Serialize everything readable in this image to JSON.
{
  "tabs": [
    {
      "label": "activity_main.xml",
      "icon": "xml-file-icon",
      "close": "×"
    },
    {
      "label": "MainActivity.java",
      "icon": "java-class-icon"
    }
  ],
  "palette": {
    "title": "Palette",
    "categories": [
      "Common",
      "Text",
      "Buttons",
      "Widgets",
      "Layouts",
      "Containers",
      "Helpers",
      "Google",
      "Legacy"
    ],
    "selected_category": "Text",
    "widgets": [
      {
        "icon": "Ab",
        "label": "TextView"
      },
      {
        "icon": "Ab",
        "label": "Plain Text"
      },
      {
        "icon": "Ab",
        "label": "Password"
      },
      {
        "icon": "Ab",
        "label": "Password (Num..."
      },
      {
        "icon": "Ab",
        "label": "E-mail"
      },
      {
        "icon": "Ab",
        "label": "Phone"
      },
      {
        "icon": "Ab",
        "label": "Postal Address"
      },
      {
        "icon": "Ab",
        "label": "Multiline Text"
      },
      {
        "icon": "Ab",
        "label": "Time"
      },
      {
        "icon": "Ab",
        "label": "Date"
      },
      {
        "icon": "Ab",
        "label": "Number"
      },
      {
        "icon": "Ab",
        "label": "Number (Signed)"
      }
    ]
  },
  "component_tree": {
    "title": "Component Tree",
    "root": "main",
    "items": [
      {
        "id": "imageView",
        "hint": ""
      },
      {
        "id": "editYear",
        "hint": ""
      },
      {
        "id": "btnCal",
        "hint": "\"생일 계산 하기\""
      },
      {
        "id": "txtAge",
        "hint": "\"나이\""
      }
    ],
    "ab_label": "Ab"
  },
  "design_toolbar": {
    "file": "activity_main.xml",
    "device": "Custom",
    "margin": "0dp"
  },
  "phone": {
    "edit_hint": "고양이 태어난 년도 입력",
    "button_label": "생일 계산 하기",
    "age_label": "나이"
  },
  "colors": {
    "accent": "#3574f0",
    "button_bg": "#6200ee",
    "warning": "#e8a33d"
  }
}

■ Brief
Copy down every line of the material above that includes the string "file".

■ Solved exercise
      "icon": "xml-file-icon",
    "file": "activity_main.xml",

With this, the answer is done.